• YOUR GOAL
Go through the data below line by line and count those containing the word "用人单位陪同人". Reply with the count only.
++++ EXCERPTED RECORDS
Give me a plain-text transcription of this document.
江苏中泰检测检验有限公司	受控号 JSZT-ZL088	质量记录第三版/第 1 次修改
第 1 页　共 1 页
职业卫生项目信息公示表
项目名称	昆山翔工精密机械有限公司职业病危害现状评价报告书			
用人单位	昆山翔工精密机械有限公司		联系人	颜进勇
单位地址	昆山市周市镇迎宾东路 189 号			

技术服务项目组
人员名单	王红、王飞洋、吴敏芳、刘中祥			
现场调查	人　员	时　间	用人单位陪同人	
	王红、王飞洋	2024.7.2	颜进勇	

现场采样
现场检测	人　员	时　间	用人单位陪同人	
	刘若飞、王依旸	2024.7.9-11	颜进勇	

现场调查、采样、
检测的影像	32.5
++++++++
++++ EXCERPTED RECORDS
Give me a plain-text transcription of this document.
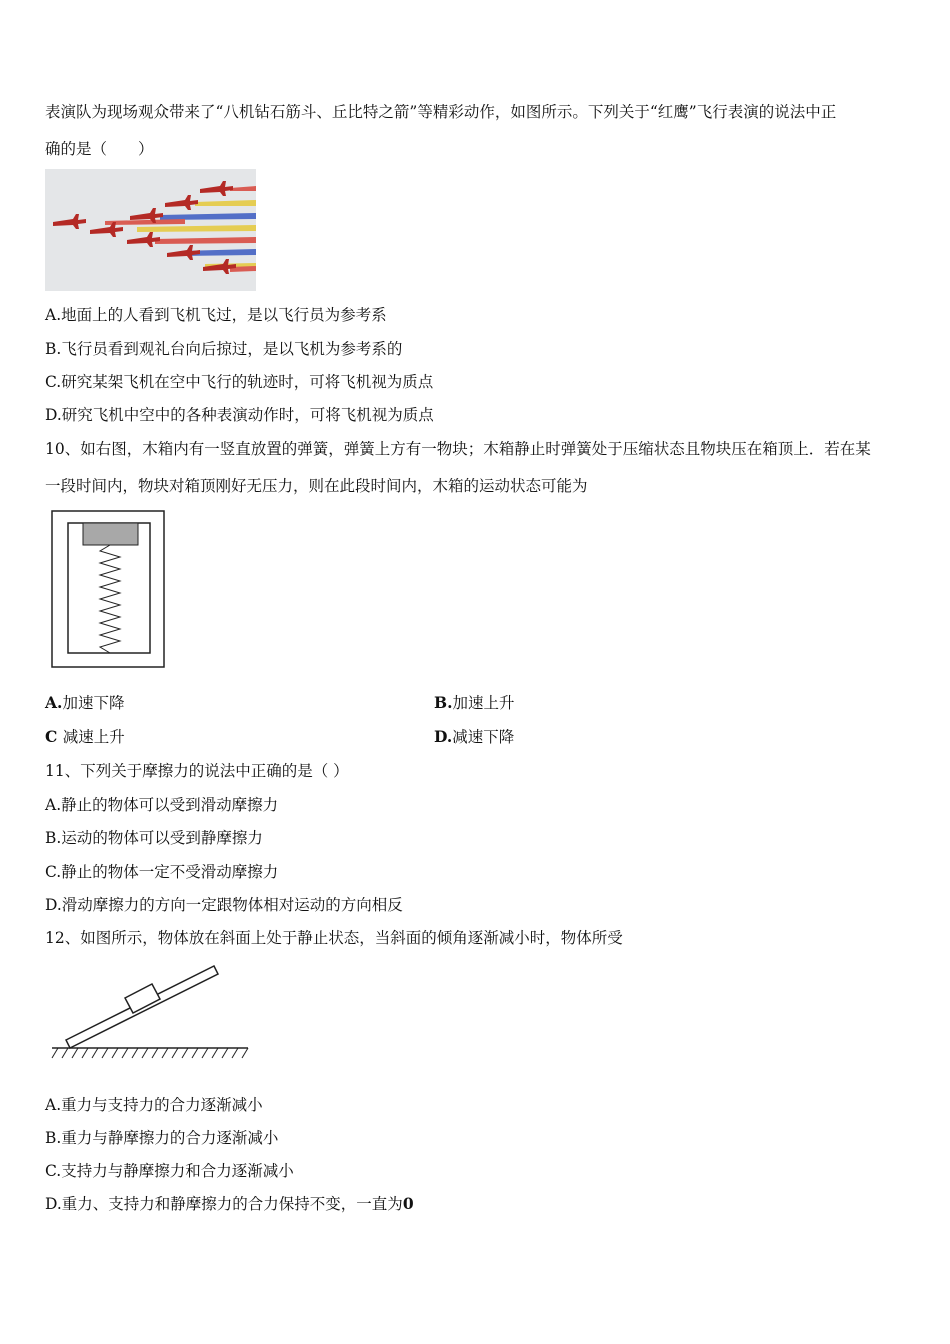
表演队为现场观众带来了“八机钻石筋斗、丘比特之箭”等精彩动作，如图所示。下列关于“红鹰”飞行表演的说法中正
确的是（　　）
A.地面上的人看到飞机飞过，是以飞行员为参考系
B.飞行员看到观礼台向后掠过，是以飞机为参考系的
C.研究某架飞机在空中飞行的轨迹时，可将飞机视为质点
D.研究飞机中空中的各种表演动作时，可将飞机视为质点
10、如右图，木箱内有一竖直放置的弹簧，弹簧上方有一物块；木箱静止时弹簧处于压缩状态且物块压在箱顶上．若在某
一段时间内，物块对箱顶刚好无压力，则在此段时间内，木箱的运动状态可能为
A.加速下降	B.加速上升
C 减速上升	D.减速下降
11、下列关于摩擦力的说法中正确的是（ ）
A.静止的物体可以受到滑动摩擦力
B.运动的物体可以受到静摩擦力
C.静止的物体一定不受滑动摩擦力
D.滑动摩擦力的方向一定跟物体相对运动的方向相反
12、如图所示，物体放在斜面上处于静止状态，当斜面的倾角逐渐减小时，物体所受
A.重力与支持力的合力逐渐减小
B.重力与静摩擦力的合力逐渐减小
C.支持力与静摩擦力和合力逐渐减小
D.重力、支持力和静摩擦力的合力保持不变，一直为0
++++++++
• CORRECT RESULT
2